» **WHAT YOU SHOULD DO**
Give back every line exactly as it appears, pictures excluded.

» **PROVIDED ENTRIES**

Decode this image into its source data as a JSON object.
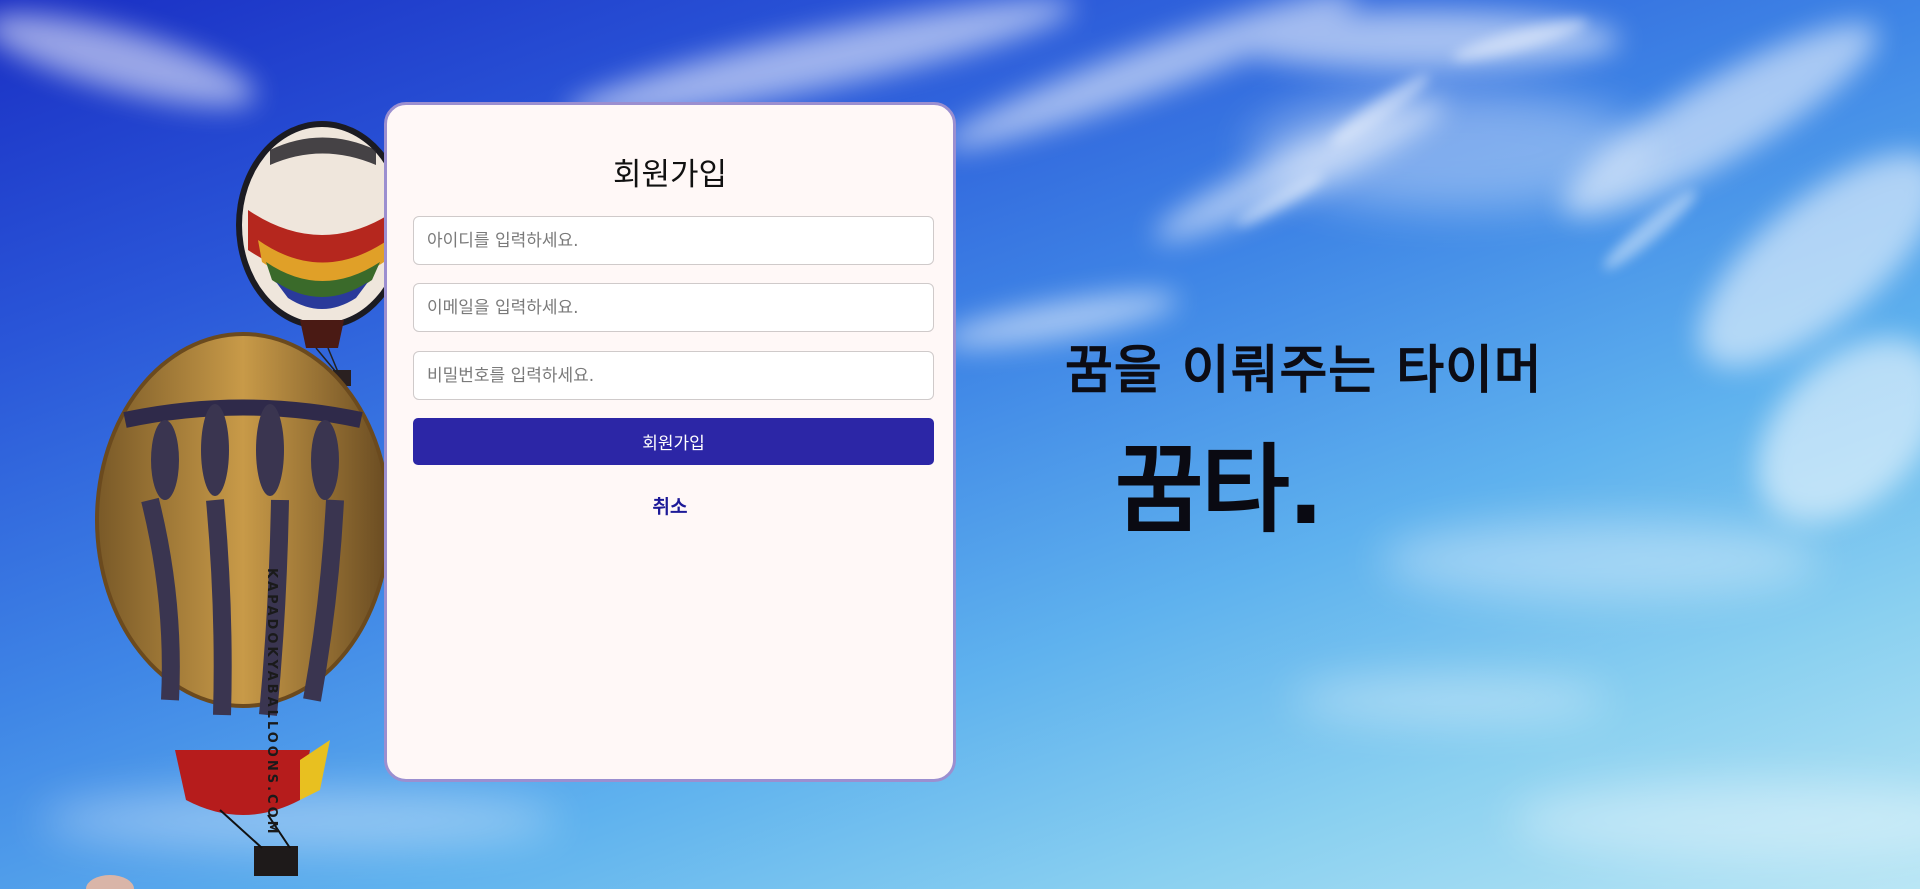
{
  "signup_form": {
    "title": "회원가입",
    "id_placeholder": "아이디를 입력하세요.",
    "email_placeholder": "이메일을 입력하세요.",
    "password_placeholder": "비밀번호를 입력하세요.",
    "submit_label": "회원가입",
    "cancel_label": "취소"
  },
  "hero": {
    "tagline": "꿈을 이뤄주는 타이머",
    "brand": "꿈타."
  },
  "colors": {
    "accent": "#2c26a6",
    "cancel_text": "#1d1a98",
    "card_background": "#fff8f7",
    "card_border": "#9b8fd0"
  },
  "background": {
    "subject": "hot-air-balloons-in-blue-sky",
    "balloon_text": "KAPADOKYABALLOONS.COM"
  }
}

» **ANSWER BELOW**
Decode this image into its source data as a JSON object.
{
  "signup_form": {
    "title": "회원가입",
    "id_placeholder": "아이디를 입력하세요.",
    "email_placeholder": "이메일을 입력하세요.",
    "password_placeholder": "비밀번호를 입력하세요.",
    "submit_label": "회원가입",
    "cancel_label": "취소"
  },
  "hero": {
    "tagline": "꿈을 이뤄주는 타이머",
    "brand": "꿈타."
  },
  "colors": {
    "accent": "#2c26a6",
    "cancel_text": "#1d1a98",
    "card_background": "#fff8f7",
    "card_border": "#9b8fd0"
  },
  "background": {
    "subject": "hot-air-balloons-in-blue-sky",
    "balloon_text": "KAPADOKYABALLOONS.COM"
  }
}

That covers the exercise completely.